__Task details__: Restate the full listing word for word and leave the pictures out.

◆ ◆ ◆ ◆ ◆

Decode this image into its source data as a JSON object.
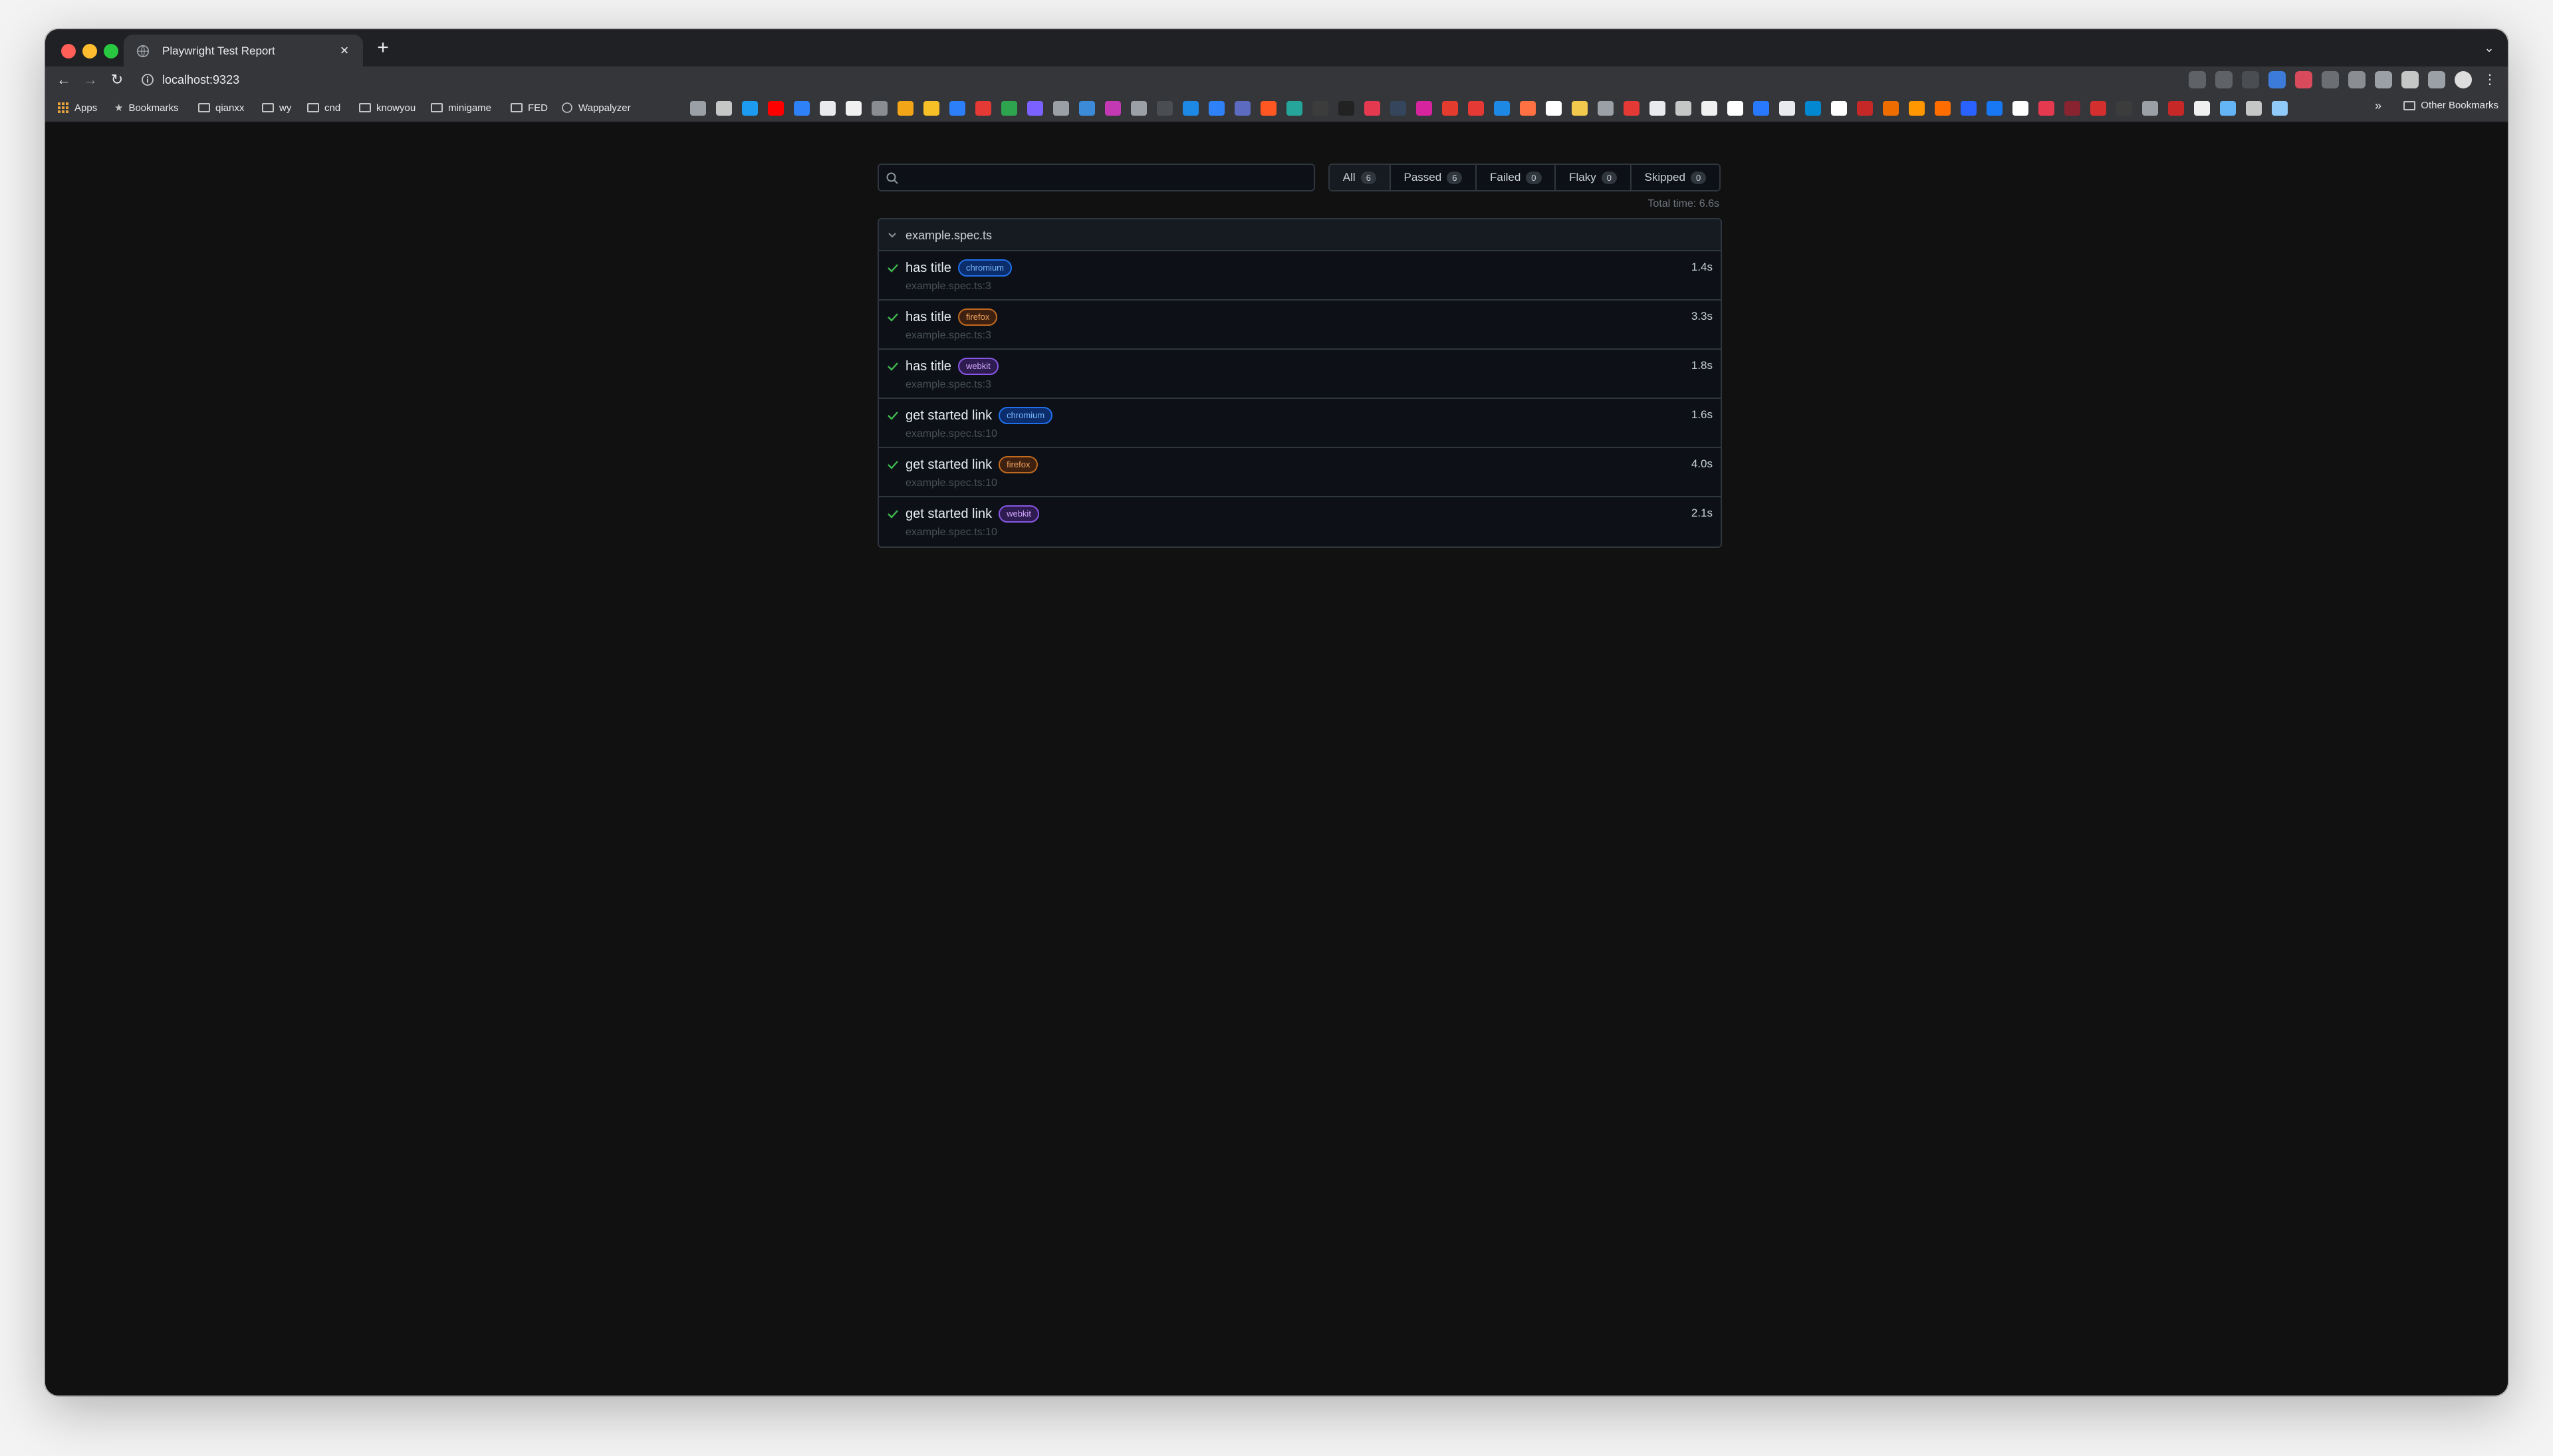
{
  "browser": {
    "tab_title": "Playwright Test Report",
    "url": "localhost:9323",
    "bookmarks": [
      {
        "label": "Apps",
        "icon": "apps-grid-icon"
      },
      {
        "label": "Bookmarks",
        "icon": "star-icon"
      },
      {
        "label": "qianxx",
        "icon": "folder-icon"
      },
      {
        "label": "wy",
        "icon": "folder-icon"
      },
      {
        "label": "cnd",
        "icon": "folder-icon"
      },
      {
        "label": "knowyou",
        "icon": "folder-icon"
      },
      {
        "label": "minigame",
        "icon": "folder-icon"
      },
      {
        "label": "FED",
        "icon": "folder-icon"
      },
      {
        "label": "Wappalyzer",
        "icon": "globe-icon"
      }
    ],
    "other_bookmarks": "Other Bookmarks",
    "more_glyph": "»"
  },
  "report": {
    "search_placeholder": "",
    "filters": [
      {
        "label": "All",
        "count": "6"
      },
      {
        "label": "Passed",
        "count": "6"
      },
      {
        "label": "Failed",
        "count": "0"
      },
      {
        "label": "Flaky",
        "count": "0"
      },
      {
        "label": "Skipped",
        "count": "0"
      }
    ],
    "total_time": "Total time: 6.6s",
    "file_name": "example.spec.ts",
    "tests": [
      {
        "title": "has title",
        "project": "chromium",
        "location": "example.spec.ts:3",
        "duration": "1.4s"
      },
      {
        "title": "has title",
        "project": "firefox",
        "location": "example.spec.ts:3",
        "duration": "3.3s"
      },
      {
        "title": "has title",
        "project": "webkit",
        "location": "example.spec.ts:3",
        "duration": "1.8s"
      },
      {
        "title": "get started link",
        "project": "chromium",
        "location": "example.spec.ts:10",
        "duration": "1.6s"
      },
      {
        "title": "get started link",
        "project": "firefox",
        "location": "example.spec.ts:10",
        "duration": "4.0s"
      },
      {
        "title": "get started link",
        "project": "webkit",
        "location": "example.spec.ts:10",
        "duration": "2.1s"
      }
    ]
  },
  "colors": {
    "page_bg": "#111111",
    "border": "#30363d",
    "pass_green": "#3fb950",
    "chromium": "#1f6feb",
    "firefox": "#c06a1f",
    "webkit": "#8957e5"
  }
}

◆ ◆ ◆ ◆ ◆

__Exercise solution__:
Decode this image into its source data as a JSON object.
{
  "browser": {
    "tab_title": "Playwright Test Report",
    "url": "localhost:9323",
    "bookmarks": [
      {
        "label": "Apps",
        "icon": "apps-grid-icon"
      },
      {
        "label": "Bookmarks",
        "icon": "star-icon"
      },
      {
        "label": "qianxx",
        "icon": "folder-icon"
      },
      {
        "label": "wy",
        "icon": "folder-icon"
      },
      {
        "label": "cnd",
        "icon": "folder-icon"
      },
      {
        "label": "knowyou",
        "icon": "folder-icon"
      },
      {
        "label": "minigame",
        "icon": "folder-icon"
      },
      {
        "label": "FED",
        "icon": "folder-icon"
      },
      {
        "label": "Wappalyzer",
        "icon": "globe-icon"
      }
    ],
    "other_bookmarks": "Other Bookmarks",
    "more_glyph": "»"
  },
  "report": {
    "search_placeholder": "",
    "filters": [
      {
        "label": "All",
        "count": "6"
      },
      {
        "label": "Passed",
        "count": "6"
      },
      {
        "label": "Failed",
        "count": "0"
      },
      {
        "label": "Flaky",
        "count": "0"
      },
      {
        "label": "Skipped",
        "count": "0"
      }
    ],
    "total_time": "Total time: 6.6s",
    "file_name": "example.spec.ts",
    "tests": [
      {
        "title": "has title",
        "project": "chromium",
        "location": "example.spec.ts:3",
        "duration": "1.4s"
      },
      {
        "title": "has title",
        "project": "firefox",
        "location": "example.spec.ts:3",
        "duration": "3.3s"
      },
      {
        "title": "has title",
        "project": "webkit",
        "location": "example.spec.ts:3",
        "duration": "1.8s"
      },
      {
        "title": "get started link",
        "project": "chromium",
        "location": "example.spec.ts:10",
        "duration": "1.6s"
      },
      {
        "title": "get started link",
        "project": "firefox",
        "location": "example.spec.ts:10",
        "duration": "4.0s"
      },
      {
        "title": "get started link",
        "project": "webkit",
        "location": "example.spec.ts:10",
        "duration": "2.1s"
      }
    ]
  },
  "colors": {
    "page_bg": "#111111",
    "border": "#30363d",
    "pass_green": "#3fb950",
    "chromium": "#1f6feb",
    "firefox": "#c06a1f",
    "webkit": "#8957e5"
  }
}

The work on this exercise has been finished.